**AIM OF THE EXERCISE**
Restate the whole listing exactly.

━━━ ENTRIES

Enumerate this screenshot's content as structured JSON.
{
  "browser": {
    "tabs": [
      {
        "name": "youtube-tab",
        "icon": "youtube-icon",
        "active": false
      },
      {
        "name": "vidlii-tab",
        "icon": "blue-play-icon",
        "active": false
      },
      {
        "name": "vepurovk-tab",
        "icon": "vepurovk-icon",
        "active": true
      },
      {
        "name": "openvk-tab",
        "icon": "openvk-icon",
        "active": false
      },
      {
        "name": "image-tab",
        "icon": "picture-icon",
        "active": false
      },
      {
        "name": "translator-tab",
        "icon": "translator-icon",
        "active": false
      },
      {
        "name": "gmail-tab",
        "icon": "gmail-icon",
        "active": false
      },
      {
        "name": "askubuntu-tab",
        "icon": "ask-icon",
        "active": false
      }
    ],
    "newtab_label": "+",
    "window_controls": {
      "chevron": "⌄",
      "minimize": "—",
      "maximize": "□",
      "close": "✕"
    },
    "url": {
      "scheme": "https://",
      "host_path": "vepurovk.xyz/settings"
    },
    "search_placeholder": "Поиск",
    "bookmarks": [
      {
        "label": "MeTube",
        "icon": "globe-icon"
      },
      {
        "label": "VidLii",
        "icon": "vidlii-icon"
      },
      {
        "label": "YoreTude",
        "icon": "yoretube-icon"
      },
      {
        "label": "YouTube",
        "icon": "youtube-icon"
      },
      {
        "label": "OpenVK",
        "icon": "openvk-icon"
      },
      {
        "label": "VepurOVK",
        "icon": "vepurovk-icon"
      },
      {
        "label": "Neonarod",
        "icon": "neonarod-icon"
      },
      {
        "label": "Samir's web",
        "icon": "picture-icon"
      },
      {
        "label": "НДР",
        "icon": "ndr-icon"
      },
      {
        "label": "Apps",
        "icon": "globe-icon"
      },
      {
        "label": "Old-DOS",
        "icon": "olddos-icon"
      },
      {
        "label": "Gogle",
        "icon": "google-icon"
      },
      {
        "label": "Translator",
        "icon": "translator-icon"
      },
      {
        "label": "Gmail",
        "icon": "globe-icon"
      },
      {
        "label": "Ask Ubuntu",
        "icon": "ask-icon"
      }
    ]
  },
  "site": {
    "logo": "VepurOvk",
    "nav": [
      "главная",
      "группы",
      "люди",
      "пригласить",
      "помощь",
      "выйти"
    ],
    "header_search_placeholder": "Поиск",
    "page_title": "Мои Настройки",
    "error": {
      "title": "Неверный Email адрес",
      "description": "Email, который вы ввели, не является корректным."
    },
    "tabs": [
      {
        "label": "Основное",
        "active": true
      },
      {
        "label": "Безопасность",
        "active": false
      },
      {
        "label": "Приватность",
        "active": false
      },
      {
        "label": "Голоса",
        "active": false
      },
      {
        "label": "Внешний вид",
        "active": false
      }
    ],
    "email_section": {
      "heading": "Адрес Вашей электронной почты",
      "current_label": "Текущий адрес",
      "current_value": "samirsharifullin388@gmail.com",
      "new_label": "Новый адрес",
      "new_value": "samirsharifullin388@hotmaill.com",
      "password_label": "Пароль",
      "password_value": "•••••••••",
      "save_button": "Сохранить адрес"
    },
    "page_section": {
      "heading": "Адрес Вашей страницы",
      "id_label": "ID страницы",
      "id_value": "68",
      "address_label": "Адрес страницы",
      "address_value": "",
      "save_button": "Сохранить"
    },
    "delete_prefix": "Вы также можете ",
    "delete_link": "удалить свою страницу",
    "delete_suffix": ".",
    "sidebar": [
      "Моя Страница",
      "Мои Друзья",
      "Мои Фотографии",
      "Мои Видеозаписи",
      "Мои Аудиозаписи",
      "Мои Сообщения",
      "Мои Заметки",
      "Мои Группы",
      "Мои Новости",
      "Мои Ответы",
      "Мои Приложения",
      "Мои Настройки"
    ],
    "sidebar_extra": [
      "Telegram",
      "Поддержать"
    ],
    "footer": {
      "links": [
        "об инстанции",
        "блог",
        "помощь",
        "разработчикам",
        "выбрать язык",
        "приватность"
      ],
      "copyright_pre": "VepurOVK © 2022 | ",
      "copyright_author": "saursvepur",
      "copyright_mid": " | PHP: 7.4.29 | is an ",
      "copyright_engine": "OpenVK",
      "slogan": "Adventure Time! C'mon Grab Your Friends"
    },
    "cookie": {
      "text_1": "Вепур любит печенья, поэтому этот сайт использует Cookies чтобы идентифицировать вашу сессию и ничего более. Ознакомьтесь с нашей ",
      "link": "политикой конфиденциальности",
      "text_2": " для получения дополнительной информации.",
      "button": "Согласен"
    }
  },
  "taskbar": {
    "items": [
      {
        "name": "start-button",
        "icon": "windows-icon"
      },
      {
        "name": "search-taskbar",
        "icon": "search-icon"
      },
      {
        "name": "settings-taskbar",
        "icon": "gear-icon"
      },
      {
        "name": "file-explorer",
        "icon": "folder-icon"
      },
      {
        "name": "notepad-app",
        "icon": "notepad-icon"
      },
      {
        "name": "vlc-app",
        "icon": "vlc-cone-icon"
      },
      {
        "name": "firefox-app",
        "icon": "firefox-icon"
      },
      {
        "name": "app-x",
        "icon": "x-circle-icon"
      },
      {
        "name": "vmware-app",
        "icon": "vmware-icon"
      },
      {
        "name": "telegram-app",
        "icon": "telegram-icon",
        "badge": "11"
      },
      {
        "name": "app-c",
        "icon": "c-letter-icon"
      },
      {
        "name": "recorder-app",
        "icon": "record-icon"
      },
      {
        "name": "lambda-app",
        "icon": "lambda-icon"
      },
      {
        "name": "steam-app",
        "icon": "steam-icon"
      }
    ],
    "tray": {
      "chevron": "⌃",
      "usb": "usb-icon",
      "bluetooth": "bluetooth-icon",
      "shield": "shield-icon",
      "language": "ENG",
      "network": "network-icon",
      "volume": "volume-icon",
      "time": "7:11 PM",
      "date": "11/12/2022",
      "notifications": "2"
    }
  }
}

━━━━━━

**EXERCISE RESULT**
Enumerate this screenshot's content as structured JSON.
{
  "browser": {
    "tabs": [
      {
        "name": "youtube-tab",
        "icon": "youtube-icon",
        "active": false
      },
      {
        "name": "vidlii-tab",
        "icon": "blue-play-icon",
        "active": false
      },
      {
        "name": "vepurovk-tab",
        "icon": "vepurovk-icon",
        "active": true
      },
      {
        "name": "openvk-tab",
        "icon": "openvk-icon",
        "active": false
      },
      {
        "name": "image-tab",
        "icon": "picture-icon",
        "active": false
      },
      {
        "name": "translator-tab",
        "icon": "translator-icon",
        "active": false
      },
      {
        "name": "gmail-tab",
        "icon": "gmail-icon",
        "active": false
      },
      {
        "name": "askubuntu-tab",
        "icon": "ask-icon",
        "active": false
      }
    ],
    "newtab_label": "+",
    "window_controls": {
      "chevron": "⌄",
      "minimize": "—",
      "maximize": "□",
      "close": "✕"
    },
    "url": {
      "scheme": "https://",
      "host_path": "vepurovk.xyz/settings"
    },
    "search_placeholder": "Поиск",
    "bookmarks": [
      {
        "label": "MeTube",
        "icon": "globe-icon"
      },
      {
        "label": "VidLii",
        "icon": "vidlii-icon"
      },
      {
        "label": "YoreTude",
        "icon": "yoretube-icon"
      },
      {
        "label": "YouTube",
        "icon": "youtube-icon"
      },
      {
        "label": "OpenVK",
        "icon": "openvk-icon"
      },
      {
        "label": "VepurOVK",
        "icon": "vepurovk-icon"
      },
      {
        "label": "Neonarod",
        "icon": "neonarod-icon"
      },
      {
        "label": "Samir's web",
        "icon": "picture-icon"
      },
      {
        "label": "НДР",
        "icon": "ndr-icon"
      },
      {
        "label": "Apps",
        "icon": "globe-icon"
      },
      {
        "label": "Old-DOS",
        "icon": "olddos-icon"
      },
      {
        "label": "Gogle",
        "icon": "google-icon"
      },
      {
        "label": "Translator",
        "icon": "translator-icon"
      },
      {
        "label": "Gmail",
        "icon": "globe-icon"
      },
      {
        "label": "Ask Ubuntu",
        "icon": "ask-icon"
      }
    ]
  },
  "site": {
    "logo": "VepurOvk",
    "nav": [
      "главная",
      "группы",
      "люди",
      "пригласить",
      "помощь",
      "выйти"
    ],
    "header_search_placeholder": "Поиск",
    "page_title": "Мои Настройки",
    "error": {
      "title": "Неверный Email адрес",
      "description": "Email, который вы ввели, не является корректным."
    },
    "tabs": [
      {
        "label": "Основное",
        "active": true
      },
      {
        "label": "Безопасность",
        "active": false
      },
      {
        "label": "Приватность",
        "active": false
      },
      {
        "label": "Голоса",
        "active": false
      },
      {
        "label": "Внешний вид",
        "active": false
      }
    ],
    "email_section": {
      "heading": "Адрес Вашей электронной почты",
      "current_label": "Текущий адрес",
      "current_value": "samirsharifullin388@gmail.com",
      "new_label": "Новый адрес",
      "new_value": "samirsharifullin388@hotmaill.com",
      "password_label": "Пароль",
      "password_value": "•••••••••",
      "save_button": "Сохранить адрес"
    },
    "page_section": {
      "heading": "Адрес Вашей страницы",
      "id_label": "ID страницы",
      "id_value": "68",
      "address_label": "Адрес страницы",
      "address_value": "",
      "save_button": "Сохранить"
    },
    "delete_prefix": "Вы также можете ",
    "delete_link": "удалить свою страницу",
    "delete_suffix": ".",
    "sidebar": [
      "Моя Страница",
      "Мои Друзья",
      "Мои Фотографии",
      "Мои Видеозаписи",
      "Мои Аудиозаписи",
      "Мои Сообщения",
      "Мои Заметки",
      "Мои Группы",
      "Мои Новости",
      "Мои Ответы",
      "Мои Приложения",
      "Мои Настройки"
    ],
    "sidebar_extra": [
      "Telegram",
      "Поддержать"
    ],
    "footer": {
      "links": [
        "об инстанции",
        "блог",
        "помощь",
        "разработчикам",
        "выбрать язык",
        "приватность"
      ],
      "copyright_pre": "VepurOVK © 2022 | ",
      "copyright_author": "saursvepur",
      "copyright_mid": " | PHP: 7.4.29 | is an ",
      "copyright_engine": "OpenVK",
      "slogan": "Adventure Time! C'mon Grab Your Friends"
    },
    "cookie": {
      "text_1": "Вепур любит печенья, поэтому этот сайт использует Cookies чтобы идентифицировать вашу сессию и ничего более. Ознакомьтесь с нашей ",
      "link": "политикой конфиденциальности",
      "text_2": " для получения дополнительной информации.",
      "button": "Согласен"
    }
  },
  "taskbar": {
    "items": [
      {
        "name": "start-button",
        "icon": "windows-icon"
      },
      {
        "name": "search-taskbar",
        "icon": "search-icon"
      },
      {
        "name": "settings-taskbar",
        "icon": "gear-icon"
      },
      {
        "name": "file-explorer",
        "icon": "folder-icon"
      },
      {
        "name": "notepad-app",
        "icon": "notepad-icon"
      },
      {
        "name": "vlc-app",
        "icon": "vlc-cone-icon"
      },
      {
        "name": "firefox-app",
        "icon": "firefox-icon"
      },
      {
        "name": "app-x",
        "icon": "x-circle-icon"
      },
      {
        "name": "vmware-app",
        "icon": "vmware-icon"
      },
      {
        "name": "telegram-app",
        "icon": "telegram-icon",
        "badge": "11"
      },
      {
        "name": "app-c",
        "icon": "c-letter-icon"
      },
      {
        "name": "recorder-app",
        "icon": "record-icon"
      },
      {
        "name": "lambda-app",
        "icon": "lambda-icon"
      },
      {
        "name": "steam-app",
        "icon": "steam-icon"
      }
    ],
    "tray": {
      "chevron": "⌃",
      "usb": "usb-icon",
      "bluetooth": "bluetooth-icon",
      "shield": "shield-icon",
      "language": "ENG",
      "network": "network-icon",
      "volume": "volume-icon",
      "time": "7:11 PM",
      "date": "11/12/2022",
      "notifications": "2"
    }
  }
}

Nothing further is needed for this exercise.